Render the material from its first line through the line containing "- prev-month-chevron-icon[interactable]: ‹: [134, 224, 160, 250]" as a JSON list of strings, one string per line, with blank lines omitted.

* START Records provided *

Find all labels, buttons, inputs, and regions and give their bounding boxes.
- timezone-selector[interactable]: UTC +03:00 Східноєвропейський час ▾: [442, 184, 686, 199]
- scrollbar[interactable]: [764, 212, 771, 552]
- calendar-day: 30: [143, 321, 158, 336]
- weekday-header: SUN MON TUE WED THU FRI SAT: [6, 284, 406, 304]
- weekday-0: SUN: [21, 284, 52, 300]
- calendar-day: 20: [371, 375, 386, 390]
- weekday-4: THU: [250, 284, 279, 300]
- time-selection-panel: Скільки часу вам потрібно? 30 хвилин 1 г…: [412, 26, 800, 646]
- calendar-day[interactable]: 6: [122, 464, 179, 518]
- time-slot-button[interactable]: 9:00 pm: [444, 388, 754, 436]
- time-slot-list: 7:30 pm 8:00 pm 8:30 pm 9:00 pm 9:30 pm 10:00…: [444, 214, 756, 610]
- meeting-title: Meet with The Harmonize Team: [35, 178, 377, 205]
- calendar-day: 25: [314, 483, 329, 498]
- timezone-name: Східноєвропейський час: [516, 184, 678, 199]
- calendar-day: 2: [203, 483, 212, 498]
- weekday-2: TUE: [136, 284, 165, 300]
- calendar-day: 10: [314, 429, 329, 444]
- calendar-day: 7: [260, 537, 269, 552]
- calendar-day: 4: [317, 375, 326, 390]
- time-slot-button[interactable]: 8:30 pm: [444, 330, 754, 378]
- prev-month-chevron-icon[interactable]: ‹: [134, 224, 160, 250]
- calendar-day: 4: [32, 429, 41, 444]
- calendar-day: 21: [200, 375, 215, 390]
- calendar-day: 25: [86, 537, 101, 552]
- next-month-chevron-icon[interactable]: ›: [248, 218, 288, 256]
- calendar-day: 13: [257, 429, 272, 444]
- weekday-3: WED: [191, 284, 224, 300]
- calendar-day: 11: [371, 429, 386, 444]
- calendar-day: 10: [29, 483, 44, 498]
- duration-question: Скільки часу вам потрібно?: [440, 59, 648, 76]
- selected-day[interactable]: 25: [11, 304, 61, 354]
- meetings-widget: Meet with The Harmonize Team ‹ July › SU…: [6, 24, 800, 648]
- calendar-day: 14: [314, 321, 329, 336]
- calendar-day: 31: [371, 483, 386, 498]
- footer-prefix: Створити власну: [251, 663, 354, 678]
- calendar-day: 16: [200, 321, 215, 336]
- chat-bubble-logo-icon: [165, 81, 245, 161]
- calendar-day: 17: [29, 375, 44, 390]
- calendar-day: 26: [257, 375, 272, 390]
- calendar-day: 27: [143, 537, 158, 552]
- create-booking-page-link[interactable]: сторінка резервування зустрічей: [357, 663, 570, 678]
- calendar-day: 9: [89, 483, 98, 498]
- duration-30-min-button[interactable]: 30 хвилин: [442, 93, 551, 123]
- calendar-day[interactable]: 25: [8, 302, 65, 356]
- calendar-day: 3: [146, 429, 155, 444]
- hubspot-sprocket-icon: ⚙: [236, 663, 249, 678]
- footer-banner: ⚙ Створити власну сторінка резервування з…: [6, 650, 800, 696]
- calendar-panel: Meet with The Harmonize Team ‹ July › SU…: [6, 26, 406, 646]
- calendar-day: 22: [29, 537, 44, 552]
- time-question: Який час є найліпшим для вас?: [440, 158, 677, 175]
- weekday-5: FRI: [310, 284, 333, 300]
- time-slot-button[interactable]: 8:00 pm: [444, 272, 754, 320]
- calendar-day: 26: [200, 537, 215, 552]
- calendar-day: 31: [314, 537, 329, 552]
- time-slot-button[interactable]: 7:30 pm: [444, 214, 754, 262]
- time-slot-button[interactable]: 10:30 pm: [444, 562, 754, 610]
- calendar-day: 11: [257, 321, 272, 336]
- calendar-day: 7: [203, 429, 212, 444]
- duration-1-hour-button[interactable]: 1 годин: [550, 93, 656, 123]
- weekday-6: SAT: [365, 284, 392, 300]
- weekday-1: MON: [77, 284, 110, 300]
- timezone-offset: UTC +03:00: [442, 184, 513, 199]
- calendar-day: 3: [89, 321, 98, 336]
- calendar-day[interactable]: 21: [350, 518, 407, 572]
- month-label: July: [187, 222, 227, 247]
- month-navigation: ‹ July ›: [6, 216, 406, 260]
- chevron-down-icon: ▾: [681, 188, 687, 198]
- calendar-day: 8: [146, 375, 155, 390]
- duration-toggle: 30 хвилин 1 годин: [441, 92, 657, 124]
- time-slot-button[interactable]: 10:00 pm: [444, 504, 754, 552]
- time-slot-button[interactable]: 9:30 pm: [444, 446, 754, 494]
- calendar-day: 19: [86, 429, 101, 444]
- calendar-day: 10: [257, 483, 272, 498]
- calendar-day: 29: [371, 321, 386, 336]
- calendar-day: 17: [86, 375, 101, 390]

* END Records provided *

== Exercise answer ==
[
  "Find all labels, buttons, inputs, and regions and give their bounding boxes.",
  "- timezone-selector[interactable]: UTC +03:00 Східноєвропейський час ▾: [442, 184, 686, 199]",
  "- scrollbar[interactable]: [764, 212, 771, 552]",
  "- calendar-day: 30: [143, 321, 158, 336]",
  "- weekday-header: SUN MON TUE WED THU FRI SAT: [6, 284, 406, 304]",
  "- weekday-0: SUN: [21, 284, 52, 300]",
  "- calendar-day: 20: [371, 375, 386, 390]",
  "- weekday-4: THU: [250, 284, 279, 300]",
  "- time-selection-panel: Скільки часу вам потрібно? 30 хвилин 1 г…: [412, 26, 800, 646]",
  "- calendar-day[interactable]: 6: [122, 464, 179, 518]",
  "- time-slot-button[interactable]: 9:00 pm: [444, 388, 754, 436]",
  "- time-slot-list: 7:30 pm 8:00 pm 8:30 pm 9:00 pm 9:30 pm 10:00…: [444, 214, 756, 610]",
  "- meeting-title: Meet with The Harmonize Team: [35, 178, 377, 205]",
  "- calendar-day: 25: [314, 483, 329, 498]",
  "- timezone-name: Східноєвропейський час: [516, 184, 678, 199]",
  "- calendar-day: 2: [203, 483, 212, 498]",
  "- weekday-2: TUE: [136, 284, 165, 300]",
  "- calendar-day: 10: [314, 429, 329, 444]",
  "- calendar-day: 7: [260, 537, 269, 552]",
  "- calendar-day: 4: [317, 375, 326, 390]",
  "- time-slot-button[interactable]: 8:30 pm: [444, 330, 754, 378]",
  "- prev-month-chevron-icon[interactable]: ‹: [134, 224, 160, 250]"
]